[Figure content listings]

-=-=-

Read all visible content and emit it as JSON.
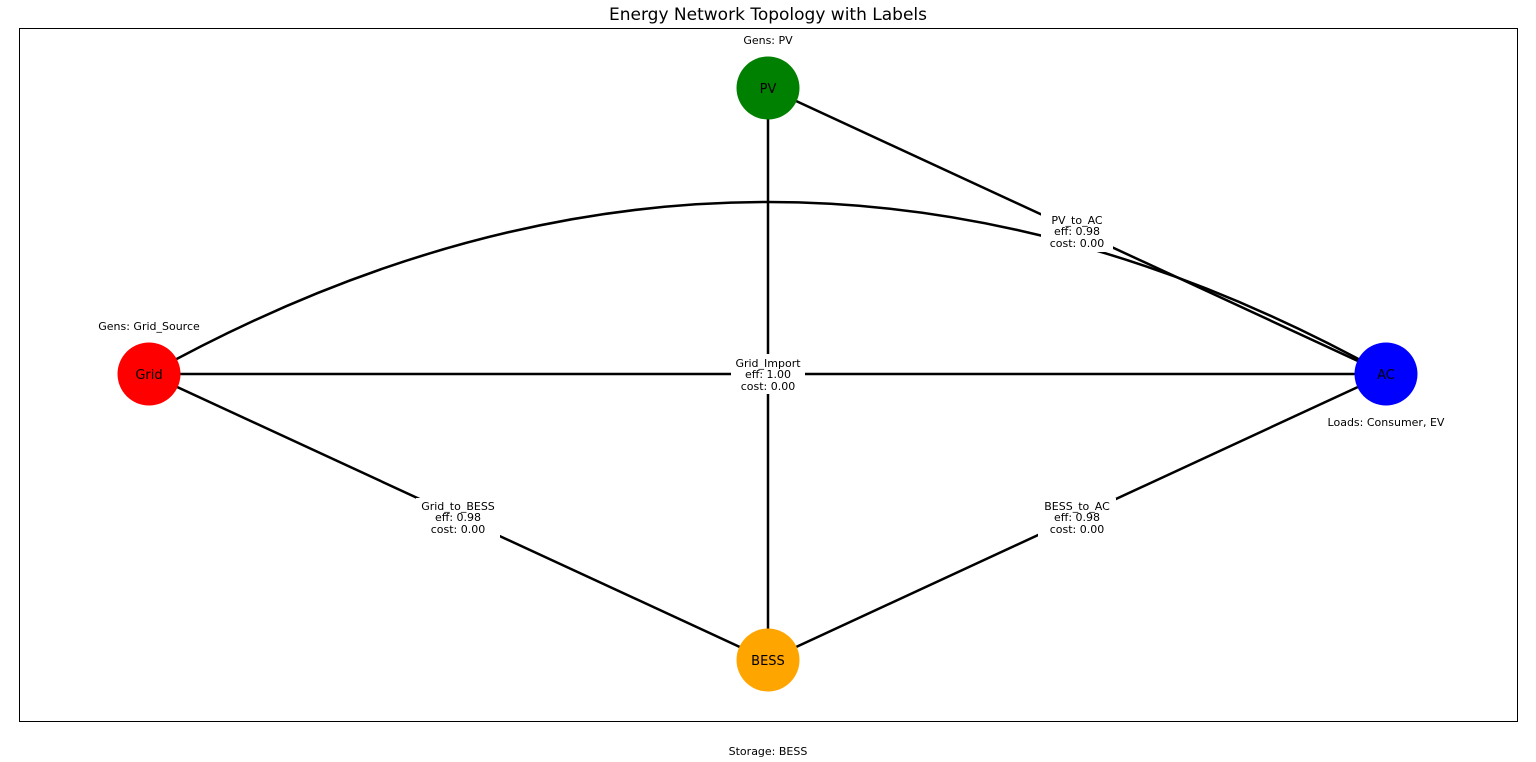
{
  "title": "Energy Network Topology with Labels",
  "nodes": [
    {
      "id": "grid",
      "label": "Grid",
      "color": "#ff0000"
    },
    {
      "id": "pv",
      "label": "PV",
      "color": "#008000"
    },
    {
      "id": "ac",
      "label": "AC",
      "color": "#0000ff"
    },
    {
      "id": "bess",
      "label": "BESS",
      "color": "#ffa500"
    }
  ],
  "edges": [
    {
      "id": "pv_to_ac",
      "from": "pv",
      "to": "ac",
      "labels": [
        "PV_to_AC",
        "eff: 0.98",
        "cost: 0.00"
      ]
    },
    {
      "id": "grid_import",
      "from": "grid",
      "to": "ac",
      "labels": [
        "Grid_Import",
        "eff: 1.00",
        "cost: 0.00"
      ]
    },
    {
      "id": "grid_to_bess",
      "from": "grid",
      "to": "bess",
      "labels": [
        "Grid_to_BESS",
        "eff: 0.98",
        "cost: 0.00"
      ]
    },
    {
      "id": "bess_to_ac",
      "from": "bess",
      "to": "ac",
      "labels": [
        "BESS_to_AC",
        "eff: 0.98",
        "cost: 0.00"
      ]
    },
    {
      "id": "pv_to_bess",
      "from": "pv",
      "to": "bess"
    },
    {
      "id": "grid_to_ac_curved",
      "from": "grid",
      "to": "ac"
    }
  ],
  "annotations": {
    "pv": "Gens: PV",
    "grid": "Gens: Grid_Source",
    "ac": "Loads: Consumer, EV",
    "bess": "Storage: BESS"
  }
}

-=-=-

WRITTEN EXERCISE:
Repeat each entry above word for word, leaving every picture out.

RESPONSE:
Read all visible content and emit it as JSON.
{
  "title": "Energy Network Topology with Labels",
  "nodes": [
    {
      "id": "grid",
      "label": "Grid",
      "color": "#ff0000"
    },
    {
      "id": "pv",
      "label": "PV",
      "color": "#008000"
    },
    {
      "id": "ac",
      "label": "AC",
      "color": "#0000ff"
    },
    {
      "id": "bess",
      "label": "BESS",
      "color": "#ffa500"
    }
  ],
  "edges": [
    {
      "id": "pv_to_ac",
      "from": "pv",
      "to": "ac",
      "labels": [
        "PV_to_AC",
        "eff: 0.98",
        "cost: 0.00"
      ]
    },
    {
      "id": "grid_import",
      "from": "grid",
      "to": "ac",
      "labels": [
        "Grid_Import",
        "eff: 1.00",
        "cost: 0.00"
      ]
    },
    {
      "id": "grid_to_bess",
      "from": "grid",
      "to": "bess",
      "labels": [
        "Grid_to_BESS",
        "eff: 0.98",
        "cost: 0.00"
      ]
    },
    {
      "id": "bess_to_ac",
      "from": "bess",
      "to": "ac",
      "labels": [
        "BESS_to_AC",
        "eff: 0.98",
        "cost: 0.00"
      ]
    },
    {
      "id": "pv_to_bess",
      "from": "pv",
      "to": "bess"
    },
    {
      "id": "grid_to_ac_curved",
      "from": "grid",
      "to": "ac"
    }
  ],
  "annotations": {
    "pv": "Gens: PV",
    "grid": "Gens: Grid_Source",
    "ac": "Loads: Consumer, EV",
    "bess": "Storage: BESS"
  }
}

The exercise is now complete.